PASSAGE GIVEN:
Equality and Hierarchy in Denmark

Hedeby
Hedeby, probable site of the first school in Denmark

Further reflections on the concept of horizontal and vertical teaching methods.

A recent edition of the journal Social Analysis (55.2, 2011) is entirely devoted to the contrast between hierarchical and egalitarian pressures on Danish Society.

The introduction begins with a discussion of the work of the anthropologist Marianne Gullestad (1946–2008). Gullestad developed a theory of Scandinavian social life based on the two dichotomies of hierarchy-equality and individualism-holism , which she derived from Louis Dumont (Dumont, Homo æqualis Paris: Gallimard, 1977). It continues:

“Our ethnographies suggest that simple dichotomies between egalitarianism and hierarchy or between individualism and holism do not hold.” (p.13)

One of the articles, by Karen Fog Olwig, focuses specifically on education in Danish kindergartens: ‘Children’s sociality: the ‘Civilizing’ Project in the Danish Kindergarten’.

These kinds of analysis would benefit from a consideration of the Cultural Theory typology in which besides hierarchical (vertical) and egalitarian (horizontal) approaches to education there are also Individualist and Fatalist institutional arrangements.

More generally, it’s possible to be suspicious of comparative national analyses which reify types of behaviour and then seek to apply them to national population groups, as though distinctive national characteristics were so easily demonstrated in this manner.

My concern here is that analyses which identify national characteristics do less to clarify those characteristics than they do to reinforce a kind of nationalist essentialism. This reassuring thought – that we’re doing the right thing when we organise along national lines – seems to me to have had its high point in the mid to late Nineteenth Century with the development of modern nation states, and then another peak after the Second World War with the rise of post-colonial independence movements. It is getting another airing in our time as part of a collective anxiety about globalisation. Most recently, the decline of European currency forces a rethink of national economic arrangements. The national is being renegotiated and redefined.

I’m arguing here that the process of identifying national characteristics is at least partly born from a certain cultural anxiety regarding national identities in an era of globalisation. So to argue that some nations have particularly ‘vertical’ teaching methods and that this impacts on governmental effectiveness, as do the authors of the study previously mentioned, reveals something about the context and preoccupations of the research itself. There is a market for clients (broadly construed) who are interested in reinforcing their ideas about the social reality, the solidity, of nation states.

Analyses inspired by the Cultural Theory approach of anthroplogist Mary Douglas instead start from the assumption that cultural differences are to be found as much within social groups as between them. That is to say, the cultural biases inherent in institutions operate at all scales, from the household (Gullestad’s ‘kitchen table society‘) to the global. This is not to deny the possibility of empirically observable national characteristics, but to contextualise them in a series of nested (Hierarchical), or competing (Individualist), or incompatible (Fatalist), or wholistic (Egalitarian) scales. An interest in identifying the dominant scale (natonal, supranational, something else?) reveals a Hierarchical cultural bias.

Where can Cultural Theory aid these kinds of investigation?

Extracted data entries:
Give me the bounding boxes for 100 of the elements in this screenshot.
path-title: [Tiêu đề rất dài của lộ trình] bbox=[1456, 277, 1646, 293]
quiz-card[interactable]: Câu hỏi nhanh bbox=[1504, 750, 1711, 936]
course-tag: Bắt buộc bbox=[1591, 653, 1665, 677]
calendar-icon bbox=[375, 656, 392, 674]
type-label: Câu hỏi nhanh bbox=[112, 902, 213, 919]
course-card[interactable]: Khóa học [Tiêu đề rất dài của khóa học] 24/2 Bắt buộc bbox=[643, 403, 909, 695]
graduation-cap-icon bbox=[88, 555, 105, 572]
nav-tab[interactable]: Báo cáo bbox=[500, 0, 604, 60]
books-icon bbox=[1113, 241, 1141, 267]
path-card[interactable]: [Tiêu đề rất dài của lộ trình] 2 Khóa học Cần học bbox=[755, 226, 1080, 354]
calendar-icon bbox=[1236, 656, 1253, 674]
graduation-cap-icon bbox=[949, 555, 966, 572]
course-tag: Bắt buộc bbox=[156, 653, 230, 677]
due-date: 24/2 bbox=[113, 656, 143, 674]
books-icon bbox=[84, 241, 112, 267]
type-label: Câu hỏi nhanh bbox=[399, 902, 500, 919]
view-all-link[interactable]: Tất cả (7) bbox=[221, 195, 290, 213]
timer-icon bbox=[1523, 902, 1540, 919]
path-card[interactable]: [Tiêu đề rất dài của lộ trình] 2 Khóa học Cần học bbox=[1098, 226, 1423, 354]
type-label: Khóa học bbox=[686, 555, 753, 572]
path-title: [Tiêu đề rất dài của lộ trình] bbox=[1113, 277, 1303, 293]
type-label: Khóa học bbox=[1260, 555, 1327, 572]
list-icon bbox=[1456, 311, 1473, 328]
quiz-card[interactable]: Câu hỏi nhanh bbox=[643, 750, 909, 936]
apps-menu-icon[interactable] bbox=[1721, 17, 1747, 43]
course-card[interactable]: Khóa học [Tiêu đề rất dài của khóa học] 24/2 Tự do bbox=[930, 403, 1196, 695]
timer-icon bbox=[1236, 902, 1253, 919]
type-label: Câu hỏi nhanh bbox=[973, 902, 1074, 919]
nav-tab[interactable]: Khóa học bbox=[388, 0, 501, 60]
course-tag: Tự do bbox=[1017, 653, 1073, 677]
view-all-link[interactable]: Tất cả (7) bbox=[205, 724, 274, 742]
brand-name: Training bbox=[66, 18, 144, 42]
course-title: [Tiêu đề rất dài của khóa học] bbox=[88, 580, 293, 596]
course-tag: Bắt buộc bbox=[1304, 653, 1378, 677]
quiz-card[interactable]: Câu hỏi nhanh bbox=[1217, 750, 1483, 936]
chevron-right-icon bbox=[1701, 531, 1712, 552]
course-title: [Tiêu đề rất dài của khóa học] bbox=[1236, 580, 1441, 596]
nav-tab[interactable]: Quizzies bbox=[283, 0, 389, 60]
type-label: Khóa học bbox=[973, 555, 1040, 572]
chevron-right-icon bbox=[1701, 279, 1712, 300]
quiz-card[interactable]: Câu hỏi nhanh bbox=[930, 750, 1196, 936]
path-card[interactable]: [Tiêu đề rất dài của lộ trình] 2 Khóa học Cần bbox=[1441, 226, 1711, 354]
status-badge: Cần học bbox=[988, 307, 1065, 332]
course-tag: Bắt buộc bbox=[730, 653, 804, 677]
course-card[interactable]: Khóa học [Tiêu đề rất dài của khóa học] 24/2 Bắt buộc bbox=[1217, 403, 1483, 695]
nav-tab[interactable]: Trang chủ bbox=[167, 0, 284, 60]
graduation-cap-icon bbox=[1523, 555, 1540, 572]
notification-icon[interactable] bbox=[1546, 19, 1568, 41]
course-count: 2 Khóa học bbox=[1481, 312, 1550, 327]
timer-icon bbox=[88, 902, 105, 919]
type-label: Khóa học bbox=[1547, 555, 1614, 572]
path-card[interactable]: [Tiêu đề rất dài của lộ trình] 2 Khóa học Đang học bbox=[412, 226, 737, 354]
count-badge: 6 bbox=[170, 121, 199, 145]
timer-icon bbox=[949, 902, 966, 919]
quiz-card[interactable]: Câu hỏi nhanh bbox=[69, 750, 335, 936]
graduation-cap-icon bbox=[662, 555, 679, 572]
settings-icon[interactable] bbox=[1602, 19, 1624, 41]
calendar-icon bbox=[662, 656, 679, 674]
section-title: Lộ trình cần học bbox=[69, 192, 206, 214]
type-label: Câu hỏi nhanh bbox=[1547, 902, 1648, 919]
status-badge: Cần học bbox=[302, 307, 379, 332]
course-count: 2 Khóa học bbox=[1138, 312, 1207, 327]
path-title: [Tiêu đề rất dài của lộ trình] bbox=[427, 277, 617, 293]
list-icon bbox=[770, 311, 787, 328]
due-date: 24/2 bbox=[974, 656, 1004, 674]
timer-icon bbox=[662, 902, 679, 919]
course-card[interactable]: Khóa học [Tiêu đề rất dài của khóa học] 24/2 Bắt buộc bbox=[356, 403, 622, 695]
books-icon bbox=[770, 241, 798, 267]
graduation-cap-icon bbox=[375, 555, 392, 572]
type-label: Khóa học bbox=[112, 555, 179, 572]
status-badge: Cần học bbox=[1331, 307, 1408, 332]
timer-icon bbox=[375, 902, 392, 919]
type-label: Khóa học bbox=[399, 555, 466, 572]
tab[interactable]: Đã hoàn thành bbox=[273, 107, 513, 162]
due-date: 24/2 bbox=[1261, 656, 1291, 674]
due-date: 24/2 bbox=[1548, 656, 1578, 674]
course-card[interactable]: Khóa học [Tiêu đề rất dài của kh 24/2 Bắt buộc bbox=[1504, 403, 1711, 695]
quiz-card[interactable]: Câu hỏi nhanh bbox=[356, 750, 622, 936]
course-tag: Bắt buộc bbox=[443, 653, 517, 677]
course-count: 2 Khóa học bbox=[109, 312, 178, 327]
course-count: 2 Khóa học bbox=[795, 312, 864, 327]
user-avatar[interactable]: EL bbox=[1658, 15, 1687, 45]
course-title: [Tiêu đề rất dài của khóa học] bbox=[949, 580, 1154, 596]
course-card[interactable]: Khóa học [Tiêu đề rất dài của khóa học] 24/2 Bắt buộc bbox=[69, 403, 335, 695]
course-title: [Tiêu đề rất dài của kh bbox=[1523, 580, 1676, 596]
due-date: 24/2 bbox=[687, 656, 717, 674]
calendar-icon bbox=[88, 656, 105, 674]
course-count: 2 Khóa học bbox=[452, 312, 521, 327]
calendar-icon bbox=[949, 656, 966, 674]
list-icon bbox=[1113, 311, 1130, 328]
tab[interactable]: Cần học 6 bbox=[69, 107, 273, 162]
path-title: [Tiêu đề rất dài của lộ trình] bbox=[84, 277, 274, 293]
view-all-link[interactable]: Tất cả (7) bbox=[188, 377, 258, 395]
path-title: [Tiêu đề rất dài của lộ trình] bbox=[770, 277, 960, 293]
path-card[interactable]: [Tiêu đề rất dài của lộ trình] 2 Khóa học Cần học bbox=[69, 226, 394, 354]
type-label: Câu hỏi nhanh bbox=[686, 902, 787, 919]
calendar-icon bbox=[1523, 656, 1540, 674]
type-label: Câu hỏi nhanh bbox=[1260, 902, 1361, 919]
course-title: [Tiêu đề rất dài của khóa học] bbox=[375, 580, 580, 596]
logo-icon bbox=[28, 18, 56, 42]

REQUIREMENT 1: In the records, from the first line through the line with "calendar-icon bbox=[375, 656, 392, 674]", substitute "test-card" for "quiz-card" and give those lines back with nothing else changed.
REQUIREMENT 2: Continue the piece on equality and hierarchy in Denmark from its last sentence.

RESPONSE 1:
Give me the bounding boxes for 100 of the elements in this screenshot.
path-title: [Tiêu đề rất dài của lộ trình] bbox=[1456, 277, 1646, 293]
test-card[interactable]: Câu hỏi nhanh bbox=[1504, 750, 1711, 936]
course-tag: Bắt buộc bbox=[1591, 653, 1665, 677]
calendar-icon bbox=[375, 656, 392, 674]

RESPONSE 2:
First, as mentioned, it identifies, parsimoniously, a further two ‘ideal types’, beyond ‘horizontal’ egalitarianism and ‘vertical’ hierarchy.

Second, it allows for a questioning of national characteristics as particularly national.

Third, following on from this, it renders visible contesting social forces within societies and institutions. So for example, where Hierarchical approaches to social organisation appear dominant, Cultural Theory can show how they may not be quite as dominant as seen at first sight (because they fit within a dynamic of contested worldviews), and it can show where the possibilities of change lie in already existing institutions and relationships.

To end on the idea of anxiety about national identity in an era of globaliisation, two books are particularly helpful on this:

David Held and Henrietta L. Moore, eds (2008) Cultural Politics in a Global Age: Uncertainty, Solidarity and Innovation. Oxford: Oneworld.

 Henrietta L. Moore (2011) Still Life: Hopes, Desires and Satisfactions. Cambridge: Polity.

References

Bruun, Maja Hojer; Jakobsen, Gry Skrædderdal; Krøijer, Stine (2011) Introduction: The Concern for Sociality—Practising Equality and Hierarchy in Denmark, Social Analysis, Volume 55, Number 2, Summer, pp. 1-19. [http://dx.doi.org/10.3167/sa.2011.550201]

Louis Dumont (1977) Homo æqualis Paris: Gallimard.

Four types of institutional control

This diagram comes from a book edited by Christopher Hood (et al.) It shows how contrived randomness can be seen as a method of social control in public institutions (Hood et al. 2004:8).

As mentioned in a Fourcultures post on how to beat the odds and escape your fate, Hood wrote:

“Contrived randomness denotes control of individuals… by more or less deliberately making their lives unpredictable in some way”.

Hood et al., eds (2004) Controlling Modern Government. Variety, Commonality and Change. Cheltenham: Edward Elgar Press. p.8.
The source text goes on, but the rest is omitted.